____ RECORDS

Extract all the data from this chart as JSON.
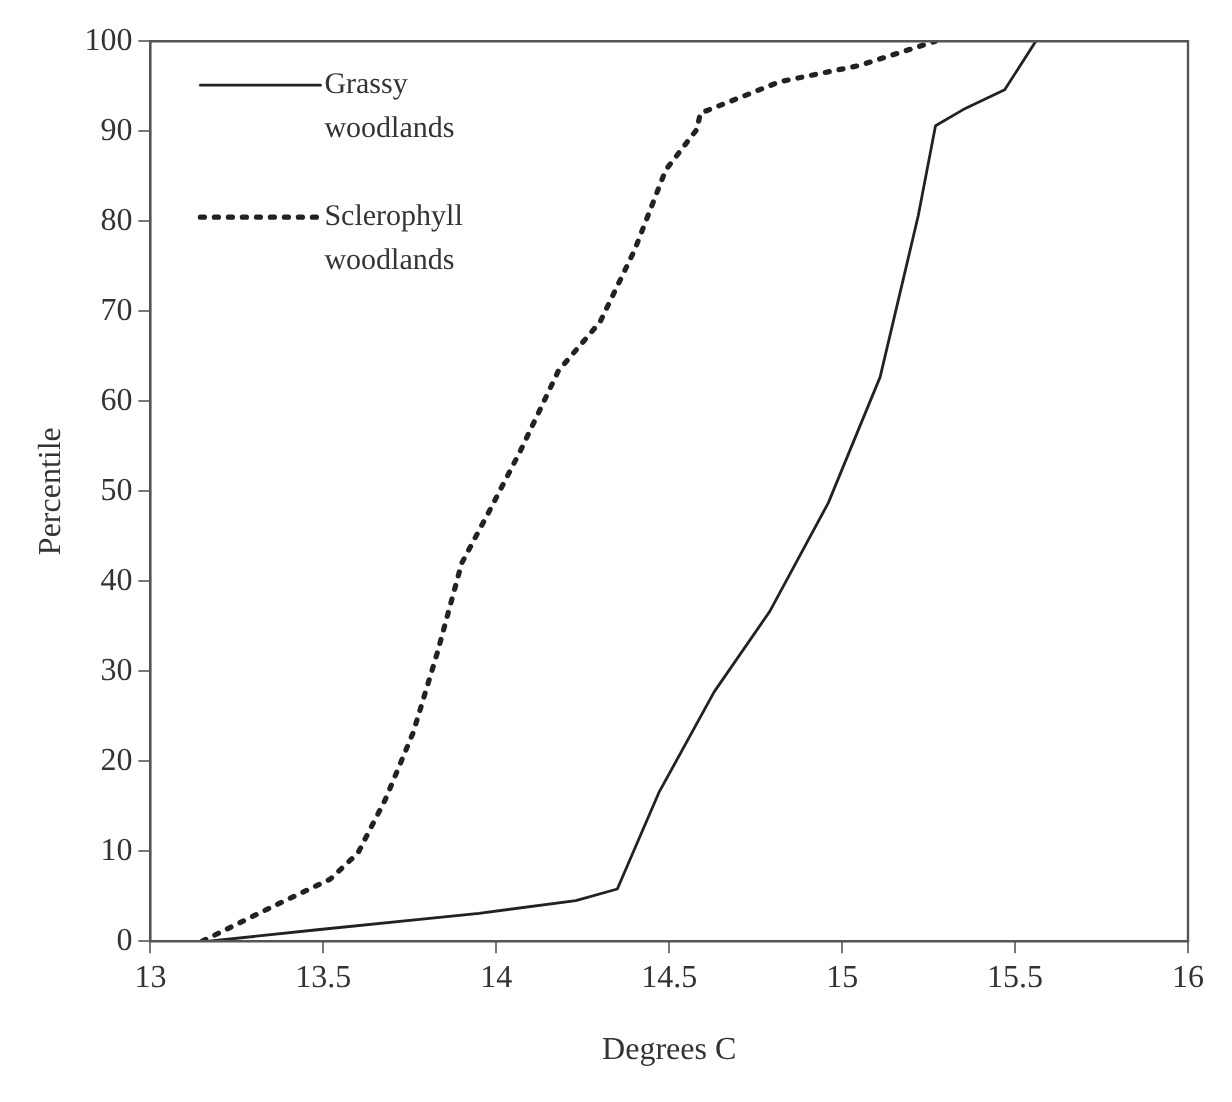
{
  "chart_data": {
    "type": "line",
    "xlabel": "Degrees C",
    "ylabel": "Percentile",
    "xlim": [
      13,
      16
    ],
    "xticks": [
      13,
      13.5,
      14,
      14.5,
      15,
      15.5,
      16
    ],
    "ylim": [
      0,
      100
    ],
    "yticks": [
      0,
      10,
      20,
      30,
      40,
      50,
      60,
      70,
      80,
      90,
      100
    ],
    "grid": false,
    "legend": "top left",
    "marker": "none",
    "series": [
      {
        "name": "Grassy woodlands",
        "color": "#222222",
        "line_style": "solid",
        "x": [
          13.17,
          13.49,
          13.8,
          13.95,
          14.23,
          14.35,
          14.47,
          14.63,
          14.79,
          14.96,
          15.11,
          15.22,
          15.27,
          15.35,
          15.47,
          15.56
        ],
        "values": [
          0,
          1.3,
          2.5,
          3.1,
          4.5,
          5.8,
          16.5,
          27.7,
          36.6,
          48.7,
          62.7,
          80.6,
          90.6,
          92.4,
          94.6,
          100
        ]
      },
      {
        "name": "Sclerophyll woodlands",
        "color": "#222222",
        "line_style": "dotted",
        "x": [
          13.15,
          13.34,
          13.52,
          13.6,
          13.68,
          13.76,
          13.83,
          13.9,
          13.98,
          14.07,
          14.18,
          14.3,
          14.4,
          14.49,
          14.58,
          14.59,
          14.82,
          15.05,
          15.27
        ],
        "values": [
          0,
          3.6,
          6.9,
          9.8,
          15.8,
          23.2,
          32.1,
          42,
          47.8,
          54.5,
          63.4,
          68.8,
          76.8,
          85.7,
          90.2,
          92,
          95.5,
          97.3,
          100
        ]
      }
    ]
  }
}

________
____ RECORDS

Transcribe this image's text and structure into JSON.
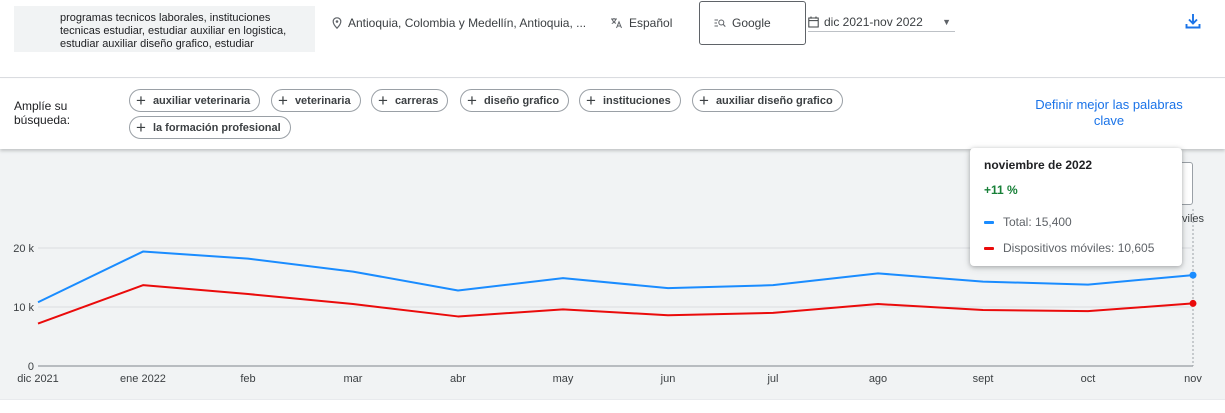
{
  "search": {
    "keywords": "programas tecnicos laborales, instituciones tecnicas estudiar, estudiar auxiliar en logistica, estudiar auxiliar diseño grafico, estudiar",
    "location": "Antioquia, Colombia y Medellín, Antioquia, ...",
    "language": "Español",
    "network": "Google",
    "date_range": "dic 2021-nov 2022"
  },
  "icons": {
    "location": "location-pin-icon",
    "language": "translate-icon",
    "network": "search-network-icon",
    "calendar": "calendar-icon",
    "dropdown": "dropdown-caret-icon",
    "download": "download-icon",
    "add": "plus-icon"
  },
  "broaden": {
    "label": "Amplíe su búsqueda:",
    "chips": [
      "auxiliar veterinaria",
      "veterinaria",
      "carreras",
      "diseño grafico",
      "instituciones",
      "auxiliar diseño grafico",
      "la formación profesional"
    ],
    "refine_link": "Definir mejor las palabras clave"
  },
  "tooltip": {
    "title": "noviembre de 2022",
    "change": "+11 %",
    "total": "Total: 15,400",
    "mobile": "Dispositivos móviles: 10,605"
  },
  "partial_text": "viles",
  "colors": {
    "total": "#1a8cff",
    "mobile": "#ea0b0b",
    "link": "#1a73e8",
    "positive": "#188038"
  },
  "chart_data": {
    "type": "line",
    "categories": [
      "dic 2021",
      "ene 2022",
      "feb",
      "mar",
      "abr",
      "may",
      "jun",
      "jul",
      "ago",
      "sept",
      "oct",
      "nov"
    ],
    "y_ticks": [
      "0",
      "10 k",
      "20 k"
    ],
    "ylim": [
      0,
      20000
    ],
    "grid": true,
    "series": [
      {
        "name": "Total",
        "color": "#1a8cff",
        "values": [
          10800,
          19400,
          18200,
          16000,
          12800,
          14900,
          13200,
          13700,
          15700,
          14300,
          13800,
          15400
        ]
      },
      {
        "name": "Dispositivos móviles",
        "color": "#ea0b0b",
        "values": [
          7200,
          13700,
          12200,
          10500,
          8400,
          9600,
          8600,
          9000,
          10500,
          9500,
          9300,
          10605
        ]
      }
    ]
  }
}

________
____ RECORDS

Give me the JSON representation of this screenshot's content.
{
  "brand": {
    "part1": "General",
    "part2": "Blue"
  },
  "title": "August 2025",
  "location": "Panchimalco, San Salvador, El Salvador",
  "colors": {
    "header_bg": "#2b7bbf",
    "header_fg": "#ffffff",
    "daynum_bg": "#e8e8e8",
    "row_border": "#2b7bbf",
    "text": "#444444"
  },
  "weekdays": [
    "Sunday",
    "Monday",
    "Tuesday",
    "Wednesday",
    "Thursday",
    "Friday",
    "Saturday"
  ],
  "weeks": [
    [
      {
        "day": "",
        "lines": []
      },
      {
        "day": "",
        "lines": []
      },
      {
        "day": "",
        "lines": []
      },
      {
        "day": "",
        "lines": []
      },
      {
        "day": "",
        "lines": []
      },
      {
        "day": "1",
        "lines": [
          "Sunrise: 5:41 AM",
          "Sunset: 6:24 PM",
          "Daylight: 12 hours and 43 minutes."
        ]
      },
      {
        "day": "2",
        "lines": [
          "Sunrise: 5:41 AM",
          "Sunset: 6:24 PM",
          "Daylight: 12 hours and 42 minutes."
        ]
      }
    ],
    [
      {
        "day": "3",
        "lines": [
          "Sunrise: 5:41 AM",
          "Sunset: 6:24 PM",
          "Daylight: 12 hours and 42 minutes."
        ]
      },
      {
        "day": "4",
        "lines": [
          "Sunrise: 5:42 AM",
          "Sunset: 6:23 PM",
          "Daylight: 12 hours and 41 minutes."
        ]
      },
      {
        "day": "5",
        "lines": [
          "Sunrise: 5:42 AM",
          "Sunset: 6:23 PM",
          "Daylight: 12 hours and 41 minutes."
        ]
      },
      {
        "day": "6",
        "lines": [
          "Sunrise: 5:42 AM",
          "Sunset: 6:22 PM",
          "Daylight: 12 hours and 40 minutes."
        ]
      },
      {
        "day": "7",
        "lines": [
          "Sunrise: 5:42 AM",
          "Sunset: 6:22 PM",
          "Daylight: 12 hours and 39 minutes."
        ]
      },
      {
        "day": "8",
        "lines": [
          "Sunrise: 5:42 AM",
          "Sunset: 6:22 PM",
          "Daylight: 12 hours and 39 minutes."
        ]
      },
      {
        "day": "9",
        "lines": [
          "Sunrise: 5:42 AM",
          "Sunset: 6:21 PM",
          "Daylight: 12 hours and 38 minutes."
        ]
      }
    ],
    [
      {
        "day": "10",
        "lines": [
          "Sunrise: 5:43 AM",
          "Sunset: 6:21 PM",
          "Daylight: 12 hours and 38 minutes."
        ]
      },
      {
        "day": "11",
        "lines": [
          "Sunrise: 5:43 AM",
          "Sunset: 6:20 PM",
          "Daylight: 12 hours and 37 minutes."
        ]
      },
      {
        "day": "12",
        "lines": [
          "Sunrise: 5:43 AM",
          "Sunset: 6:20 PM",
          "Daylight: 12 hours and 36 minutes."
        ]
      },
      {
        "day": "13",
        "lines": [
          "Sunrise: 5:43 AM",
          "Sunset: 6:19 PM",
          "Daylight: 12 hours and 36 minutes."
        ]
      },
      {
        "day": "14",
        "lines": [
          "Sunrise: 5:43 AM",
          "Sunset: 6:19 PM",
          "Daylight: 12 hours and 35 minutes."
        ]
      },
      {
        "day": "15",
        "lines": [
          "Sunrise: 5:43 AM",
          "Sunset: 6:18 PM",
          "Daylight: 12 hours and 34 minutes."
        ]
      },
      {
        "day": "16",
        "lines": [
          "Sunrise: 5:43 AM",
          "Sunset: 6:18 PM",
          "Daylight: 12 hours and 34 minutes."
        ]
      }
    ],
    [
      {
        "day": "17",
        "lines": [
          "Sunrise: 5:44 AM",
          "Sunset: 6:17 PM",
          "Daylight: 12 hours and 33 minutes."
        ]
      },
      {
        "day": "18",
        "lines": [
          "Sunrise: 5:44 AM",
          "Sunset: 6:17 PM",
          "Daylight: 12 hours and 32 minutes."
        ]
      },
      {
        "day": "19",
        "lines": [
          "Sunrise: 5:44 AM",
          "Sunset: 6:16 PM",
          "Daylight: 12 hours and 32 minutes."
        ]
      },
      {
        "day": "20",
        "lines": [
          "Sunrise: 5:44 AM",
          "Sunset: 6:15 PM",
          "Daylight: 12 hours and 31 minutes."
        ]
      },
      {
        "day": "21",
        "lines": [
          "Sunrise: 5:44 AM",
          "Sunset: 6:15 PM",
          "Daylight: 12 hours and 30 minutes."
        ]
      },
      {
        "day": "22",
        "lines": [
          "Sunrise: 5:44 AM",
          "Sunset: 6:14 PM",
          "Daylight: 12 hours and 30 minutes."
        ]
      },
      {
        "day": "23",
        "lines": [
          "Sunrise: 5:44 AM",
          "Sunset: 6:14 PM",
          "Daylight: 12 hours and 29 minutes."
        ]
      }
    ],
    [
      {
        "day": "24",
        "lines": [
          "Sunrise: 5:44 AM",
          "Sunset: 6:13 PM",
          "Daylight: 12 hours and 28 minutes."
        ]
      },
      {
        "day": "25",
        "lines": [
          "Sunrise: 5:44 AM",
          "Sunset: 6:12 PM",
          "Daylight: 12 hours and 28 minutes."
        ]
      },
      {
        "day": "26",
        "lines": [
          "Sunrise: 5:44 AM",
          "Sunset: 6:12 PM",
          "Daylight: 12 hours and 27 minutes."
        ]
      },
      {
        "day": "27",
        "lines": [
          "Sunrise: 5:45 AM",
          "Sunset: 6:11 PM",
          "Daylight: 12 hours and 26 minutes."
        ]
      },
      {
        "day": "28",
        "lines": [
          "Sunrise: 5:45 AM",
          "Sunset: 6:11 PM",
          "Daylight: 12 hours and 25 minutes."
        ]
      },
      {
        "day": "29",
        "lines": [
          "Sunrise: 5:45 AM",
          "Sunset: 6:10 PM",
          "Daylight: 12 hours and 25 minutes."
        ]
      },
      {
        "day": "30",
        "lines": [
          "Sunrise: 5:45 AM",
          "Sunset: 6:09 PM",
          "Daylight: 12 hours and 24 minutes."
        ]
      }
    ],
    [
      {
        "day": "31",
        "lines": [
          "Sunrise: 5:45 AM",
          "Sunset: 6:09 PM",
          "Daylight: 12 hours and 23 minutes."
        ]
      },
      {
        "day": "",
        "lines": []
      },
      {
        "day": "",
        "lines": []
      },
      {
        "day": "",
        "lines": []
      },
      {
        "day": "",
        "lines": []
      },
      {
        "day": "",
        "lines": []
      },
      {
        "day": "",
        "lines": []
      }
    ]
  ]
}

________

OBJECTIVE |
Gather up the lines containing the word "JSON" from these records and copy them.

RESPONSE TO THE EXERCISE |
Extract all the data from this chart as JSON.
Transcribe this image's text and structure into JSON.
Give me the JSON representation of this screenshot's content.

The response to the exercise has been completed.